**Prompt:** List every line in this data where the string "onions" occurs.

**Record set:**
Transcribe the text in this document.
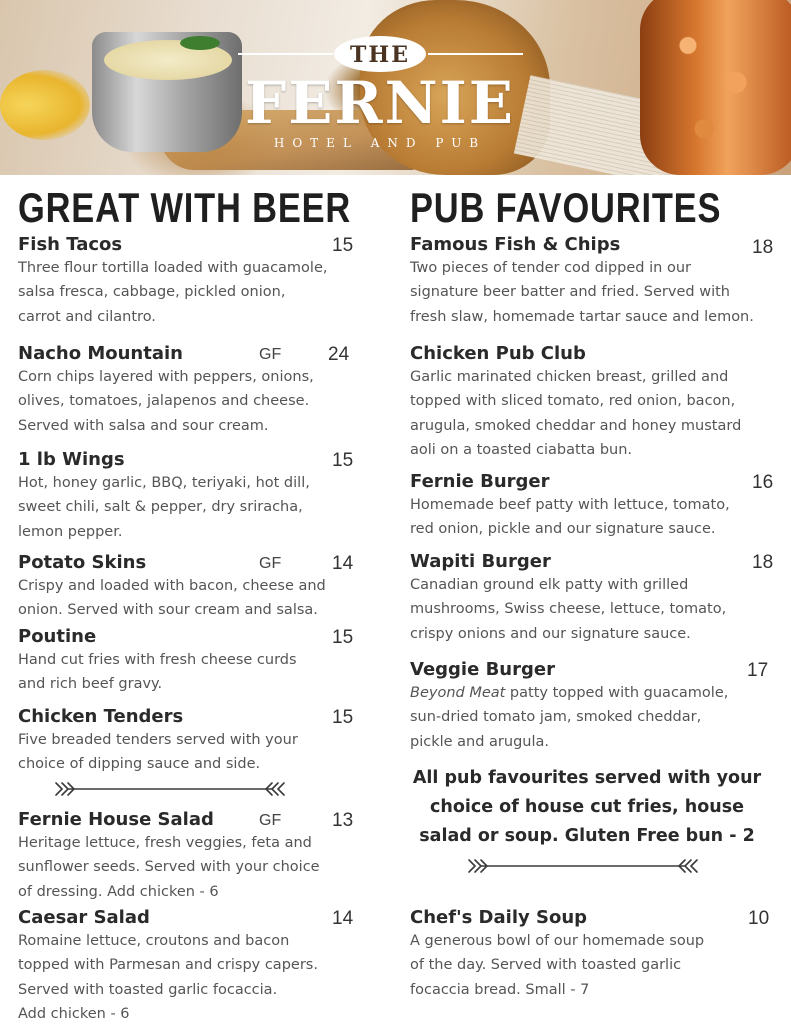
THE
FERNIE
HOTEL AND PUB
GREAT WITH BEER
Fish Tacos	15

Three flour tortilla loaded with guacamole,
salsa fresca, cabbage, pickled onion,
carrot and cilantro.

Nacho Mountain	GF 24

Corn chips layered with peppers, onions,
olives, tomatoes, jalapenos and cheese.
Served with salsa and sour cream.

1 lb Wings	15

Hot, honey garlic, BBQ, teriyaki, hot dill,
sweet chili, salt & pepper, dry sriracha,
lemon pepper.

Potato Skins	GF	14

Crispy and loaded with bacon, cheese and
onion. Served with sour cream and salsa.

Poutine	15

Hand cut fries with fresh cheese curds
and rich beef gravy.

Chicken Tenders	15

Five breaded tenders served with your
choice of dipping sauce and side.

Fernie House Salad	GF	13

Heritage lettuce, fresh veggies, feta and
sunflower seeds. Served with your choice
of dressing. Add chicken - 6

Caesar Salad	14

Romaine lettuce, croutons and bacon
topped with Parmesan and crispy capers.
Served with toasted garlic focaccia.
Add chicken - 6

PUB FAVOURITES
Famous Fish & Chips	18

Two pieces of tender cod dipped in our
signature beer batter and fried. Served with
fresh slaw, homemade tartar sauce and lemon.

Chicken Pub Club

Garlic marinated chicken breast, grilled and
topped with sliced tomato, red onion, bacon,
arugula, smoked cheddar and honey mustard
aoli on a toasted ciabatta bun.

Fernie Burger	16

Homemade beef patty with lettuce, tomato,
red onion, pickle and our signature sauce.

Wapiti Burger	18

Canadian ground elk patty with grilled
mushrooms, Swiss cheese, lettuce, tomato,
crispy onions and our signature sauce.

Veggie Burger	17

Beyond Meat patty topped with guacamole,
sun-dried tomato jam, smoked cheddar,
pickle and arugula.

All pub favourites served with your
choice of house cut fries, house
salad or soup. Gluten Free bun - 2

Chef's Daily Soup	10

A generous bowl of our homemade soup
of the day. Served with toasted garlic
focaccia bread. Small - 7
* * *
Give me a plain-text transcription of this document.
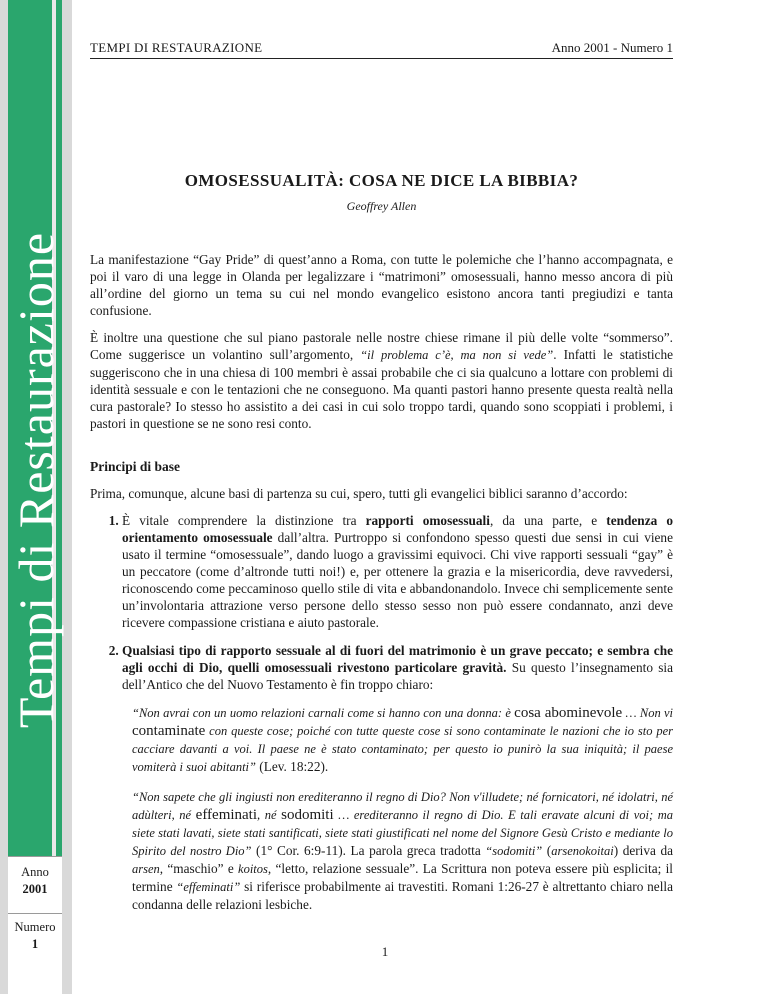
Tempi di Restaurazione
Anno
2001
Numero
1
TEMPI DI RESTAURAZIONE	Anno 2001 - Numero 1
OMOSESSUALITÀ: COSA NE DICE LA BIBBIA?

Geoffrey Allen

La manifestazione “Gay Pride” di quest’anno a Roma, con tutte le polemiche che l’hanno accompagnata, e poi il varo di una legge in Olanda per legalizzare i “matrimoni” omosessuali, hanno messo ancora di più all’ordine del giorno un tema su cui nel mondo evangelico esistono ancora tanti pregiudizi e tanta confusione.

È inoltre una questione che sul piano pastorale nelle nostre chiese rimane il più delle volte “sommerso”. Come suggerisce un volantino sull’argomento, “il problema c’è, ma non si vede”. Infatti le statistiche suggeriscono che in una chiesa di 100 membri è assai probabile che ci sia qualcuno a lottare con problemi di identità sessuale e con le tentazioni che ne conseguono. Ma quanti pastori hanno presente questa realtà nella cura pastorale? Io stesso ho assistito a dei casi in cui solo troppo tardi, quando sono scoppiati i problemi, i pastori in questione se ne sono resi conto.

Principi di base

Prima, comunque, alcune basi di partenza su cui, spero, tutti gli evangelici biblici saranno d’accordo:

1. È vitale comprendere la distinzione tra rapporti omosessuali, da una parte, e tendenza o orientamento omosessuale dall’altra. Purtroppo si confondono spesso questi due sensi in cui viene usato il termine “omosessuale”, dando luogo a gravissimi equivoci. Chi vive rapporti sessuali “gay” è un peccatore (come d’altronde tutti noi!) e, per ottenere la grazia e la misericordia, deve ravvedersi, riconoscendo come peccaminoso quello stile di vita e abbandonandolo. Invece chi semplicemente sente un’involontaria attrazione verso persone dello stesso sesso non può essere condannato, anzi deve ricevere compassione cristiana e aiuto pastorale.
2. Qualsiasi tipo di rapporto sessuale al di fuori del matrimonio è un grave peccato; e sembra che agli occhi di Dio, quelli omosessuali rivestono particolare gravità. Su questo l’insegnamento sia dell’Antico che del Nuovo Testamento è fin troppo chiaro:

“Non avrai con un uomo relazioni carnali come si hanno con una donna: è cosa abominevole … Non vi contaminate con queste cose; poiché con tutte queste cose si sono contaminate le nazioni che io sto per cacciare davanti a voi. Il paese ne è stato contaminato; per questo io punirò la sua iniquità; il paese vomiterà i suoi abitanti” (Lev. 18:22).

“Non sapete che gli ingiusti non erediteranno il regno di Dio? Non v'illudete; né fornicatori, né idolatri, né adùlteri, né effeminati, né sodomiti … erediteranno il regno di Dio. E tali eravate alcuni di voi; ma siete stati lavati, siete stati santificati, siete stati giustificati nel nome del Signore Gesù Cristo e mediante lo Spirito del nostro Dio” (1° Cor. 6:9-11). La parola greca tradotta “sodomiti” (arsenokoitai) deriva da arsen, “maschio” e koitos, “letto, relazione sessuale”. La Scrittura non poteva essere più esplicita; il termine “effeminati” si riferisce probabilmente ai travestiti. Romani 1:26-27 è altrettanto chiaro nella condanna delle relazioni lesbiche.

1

**Reply to the exercise:**
Corn chips layered with peppers, onions,
crispy onions and our signature sauce.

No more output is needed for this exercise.